** begin Given records **

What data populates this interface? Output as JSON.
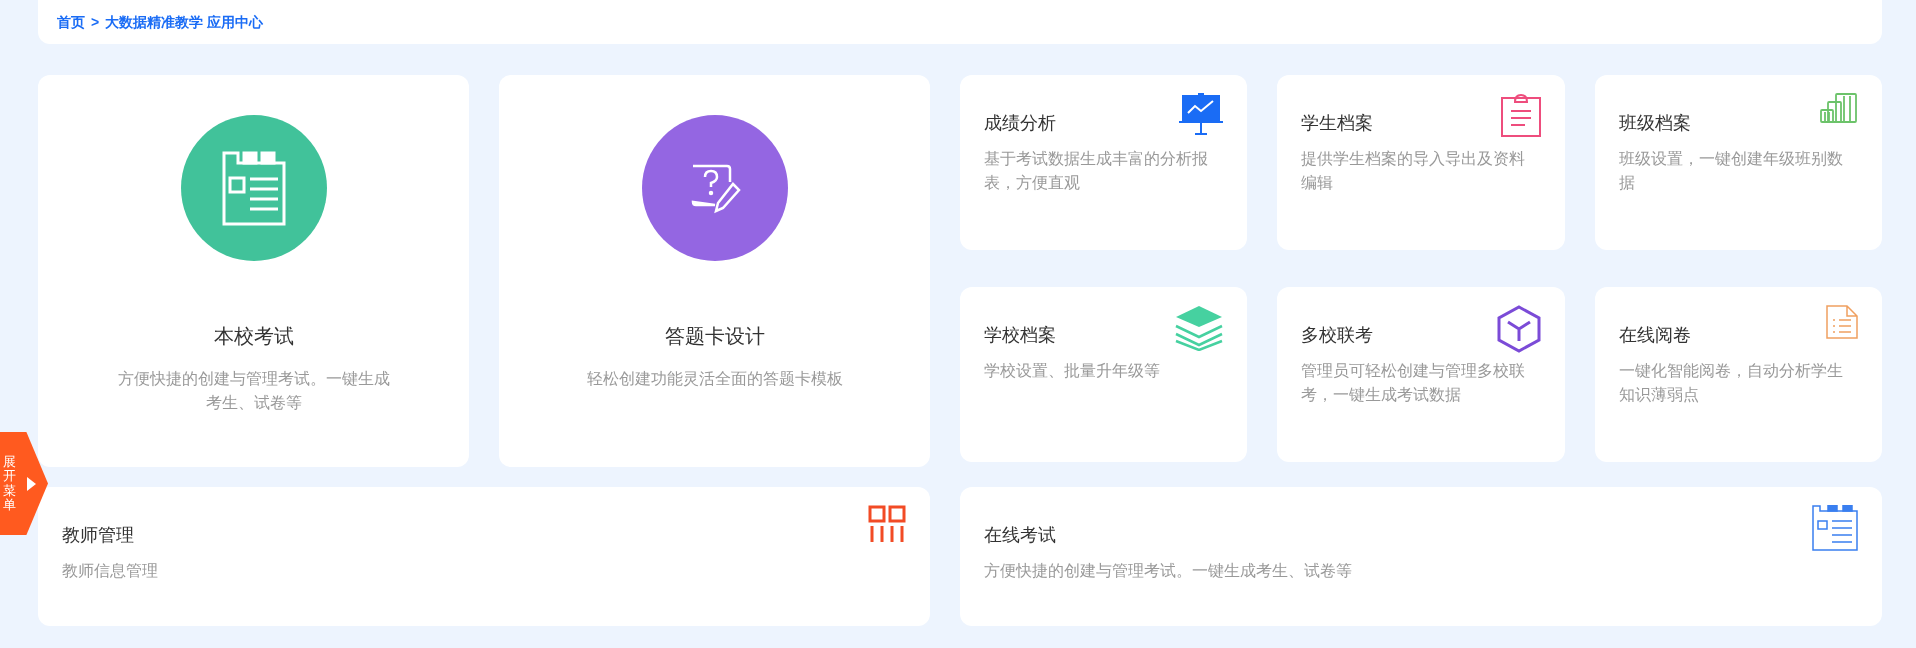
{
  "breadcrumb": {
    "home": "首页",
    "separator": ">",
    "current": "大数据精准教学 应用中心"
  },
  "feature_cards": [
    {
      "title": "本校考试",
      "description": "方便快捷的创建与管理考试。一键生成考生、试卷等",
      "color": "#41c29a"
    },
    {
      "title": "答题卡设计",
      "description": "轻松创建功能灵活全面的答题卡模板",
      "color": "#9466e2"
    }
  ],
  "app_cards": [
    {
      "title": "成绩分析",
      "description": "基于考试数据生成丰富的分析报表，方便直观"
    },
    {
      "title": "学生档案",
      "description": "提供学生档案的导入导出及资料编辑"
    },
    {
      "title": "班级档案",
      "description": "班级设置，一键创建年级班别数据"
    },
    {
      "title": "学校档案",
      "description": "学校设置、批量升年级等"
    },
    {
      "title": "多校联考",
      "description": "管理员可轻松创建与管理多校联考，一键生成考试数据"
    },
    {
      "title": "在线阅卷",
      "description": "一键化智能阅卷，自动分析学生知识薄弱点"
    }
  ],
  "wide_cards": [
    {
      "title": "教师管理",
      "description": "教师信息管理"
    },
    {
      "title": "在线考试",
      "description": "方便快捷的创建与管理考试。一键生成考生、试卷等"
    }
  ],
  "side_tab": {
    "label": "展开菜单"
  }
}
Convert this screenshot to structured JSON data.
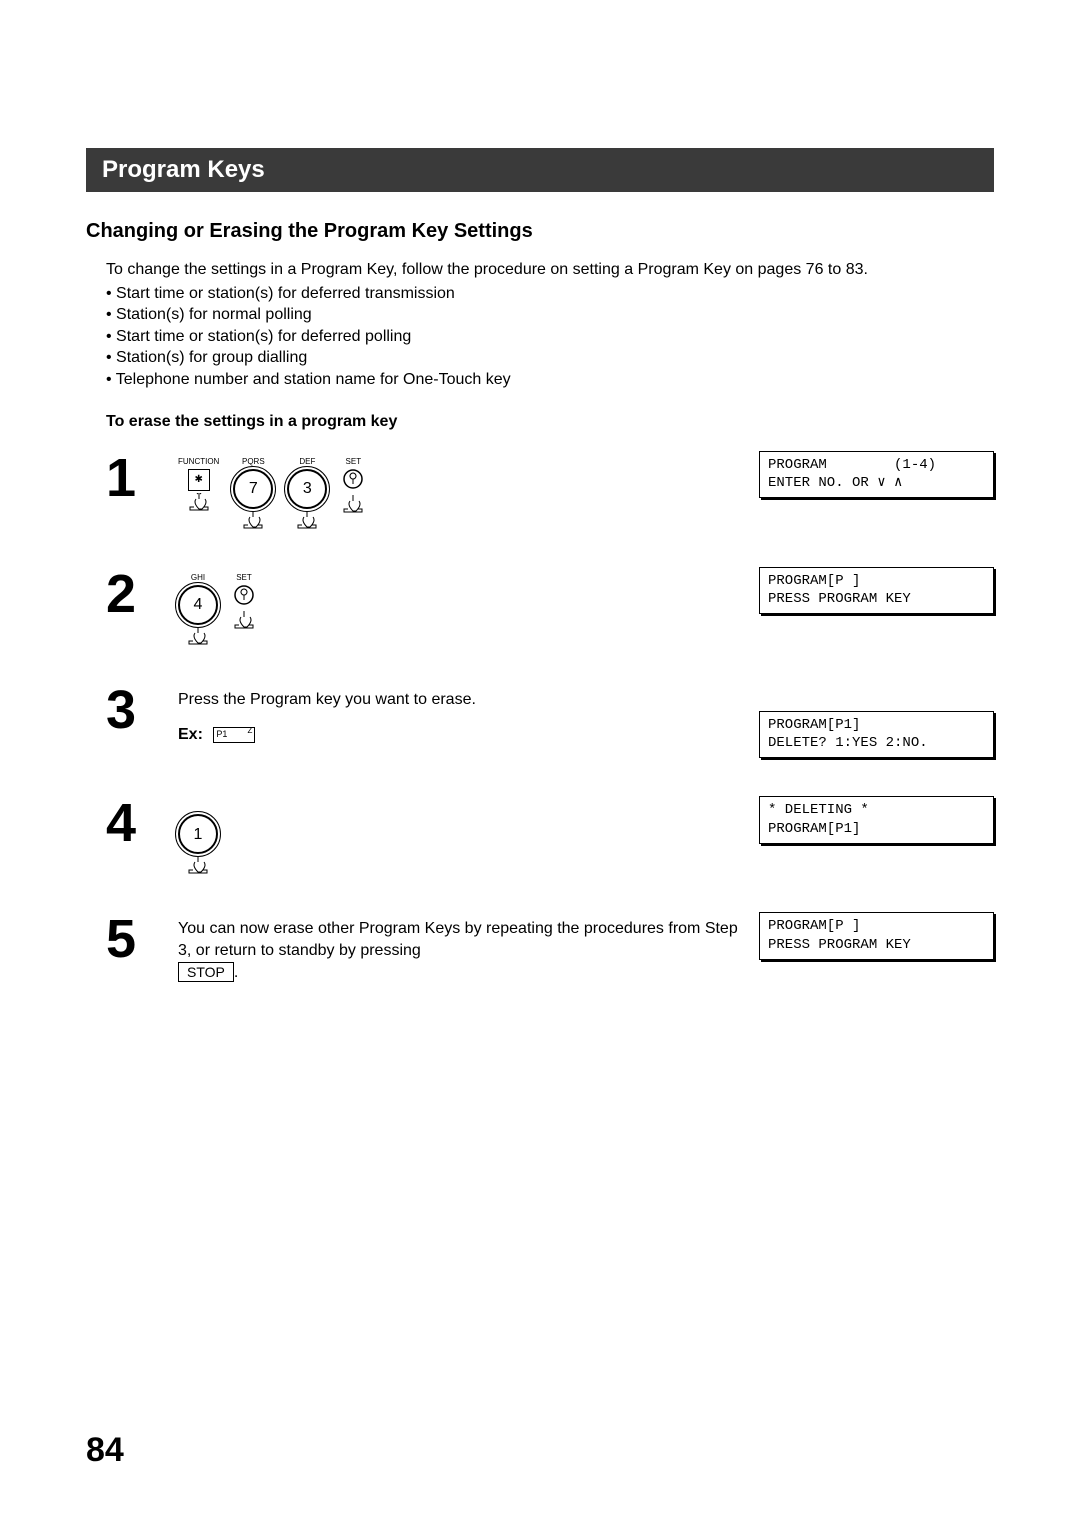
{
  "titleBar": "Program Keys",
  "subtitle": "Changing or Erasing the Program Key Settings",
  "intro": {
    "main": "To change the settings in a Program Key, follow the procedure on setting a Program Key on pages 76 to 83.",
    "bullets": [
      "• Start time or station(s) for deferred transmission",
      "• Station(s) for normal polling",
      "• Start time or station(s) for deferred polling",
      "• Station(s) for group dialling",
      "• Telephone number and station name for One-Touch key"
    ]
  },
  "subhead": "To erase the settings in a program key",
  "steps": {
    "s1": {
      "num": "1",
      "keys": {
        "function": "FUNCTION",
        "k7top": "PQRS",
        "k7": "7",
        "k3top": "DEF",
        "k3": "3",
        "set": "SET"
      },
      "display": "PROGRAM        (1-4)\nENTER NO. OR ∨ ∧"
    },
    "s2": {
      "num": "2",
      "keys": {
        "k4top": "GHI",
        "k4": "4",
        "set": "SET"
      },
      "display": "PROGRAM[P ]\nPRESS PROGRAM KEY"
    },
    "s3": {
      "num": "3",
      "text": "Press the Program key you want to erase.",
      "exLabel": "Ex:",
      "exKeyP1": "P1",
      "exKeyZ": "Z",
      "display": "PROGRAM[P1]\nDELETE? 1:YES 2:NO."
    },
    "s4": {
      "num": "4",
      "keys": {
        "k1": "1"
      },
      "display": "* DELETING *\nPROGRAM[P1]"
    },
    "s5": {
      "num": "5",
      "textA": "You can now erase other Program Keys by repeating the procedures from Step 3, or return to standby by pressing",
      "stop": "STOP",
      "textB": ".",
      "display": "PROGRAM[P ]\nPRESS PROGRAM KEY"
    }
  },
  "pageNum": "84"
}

** end Given records **
** begin Given records **

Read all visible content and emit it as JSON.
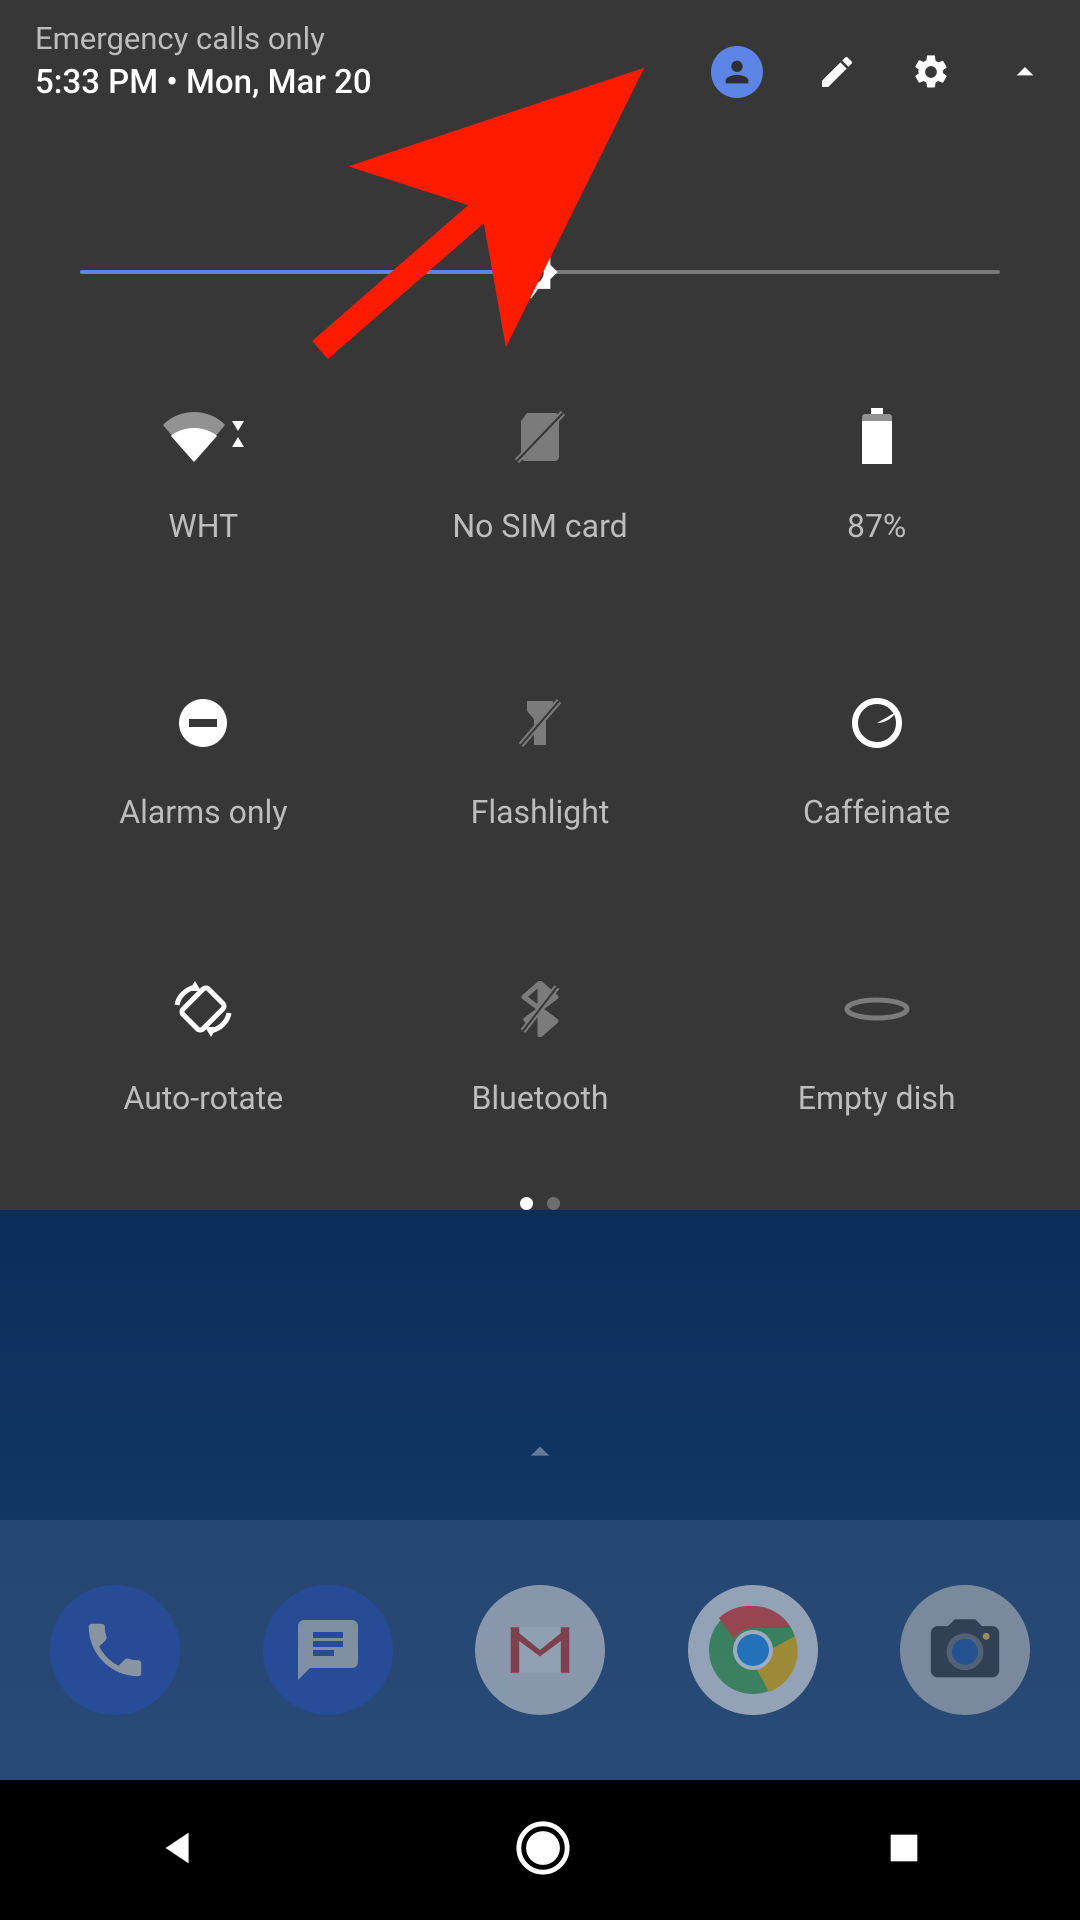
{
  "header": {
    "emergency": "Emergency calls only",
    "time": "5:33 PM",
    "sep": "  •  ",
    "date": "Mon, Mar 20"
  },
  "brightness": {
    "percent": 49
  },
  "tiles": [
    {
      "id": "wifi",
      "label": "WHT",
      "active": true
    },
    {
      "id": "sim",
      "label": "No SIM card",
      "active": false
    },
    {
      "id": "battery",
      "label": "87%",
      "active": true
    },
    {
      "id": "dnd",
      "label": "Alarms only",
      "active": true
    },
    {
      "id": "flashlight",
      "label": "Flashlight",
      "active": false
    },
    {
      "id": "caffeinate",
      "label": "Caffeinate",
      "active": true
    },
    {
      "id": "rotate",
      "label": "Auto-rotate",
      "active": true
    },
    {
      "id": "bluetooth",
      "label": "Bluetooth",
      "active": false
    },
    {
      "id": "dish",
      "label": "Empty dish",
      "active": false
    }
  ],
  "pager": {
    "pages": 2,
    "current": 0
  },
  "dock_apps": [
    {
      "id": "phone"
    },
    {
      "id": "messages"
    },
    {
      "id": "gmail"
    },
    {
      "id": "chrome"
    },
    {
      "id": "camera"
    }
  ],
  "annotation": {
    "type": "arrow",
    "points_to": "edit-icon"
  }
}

** end Given records **

■ **Request**: State how many lines hold the word "方便快捷的创建与管理考试". The number is the whole answer.

■ **Answer below**: 2